**INSTRUCTION:** State how many lines of the entries hold the string "William", and nothing more.

**LISTING:**
- - - - -

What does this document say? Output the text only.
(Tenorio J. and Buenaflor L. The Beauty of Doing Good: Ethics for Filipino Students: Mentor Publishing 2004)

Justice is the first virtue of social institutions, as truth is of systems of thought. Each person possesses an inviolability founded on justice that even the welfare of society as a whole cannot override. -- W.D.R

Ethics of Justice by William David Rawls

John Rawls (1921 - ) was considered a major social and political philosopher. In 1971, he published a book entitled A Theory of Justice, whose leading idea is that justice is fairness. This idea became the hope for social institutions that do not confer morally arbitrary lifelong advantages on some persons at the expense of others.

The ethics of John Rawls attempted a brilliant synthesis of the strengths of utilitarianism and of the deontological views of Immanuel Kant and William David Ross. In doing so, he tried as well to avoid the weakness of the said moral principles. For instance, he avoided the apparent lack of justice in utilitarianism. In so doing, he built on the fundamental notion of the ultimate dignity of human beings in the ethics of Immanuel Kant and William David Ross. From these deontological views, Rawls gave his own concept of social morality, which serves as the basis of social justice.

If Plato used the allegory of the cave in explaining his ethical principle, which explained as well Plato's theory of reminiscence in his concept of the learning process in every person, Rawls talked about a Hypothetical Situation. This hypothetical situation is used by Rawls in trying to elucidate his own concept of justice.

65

- - - - -

**RESULT:** 2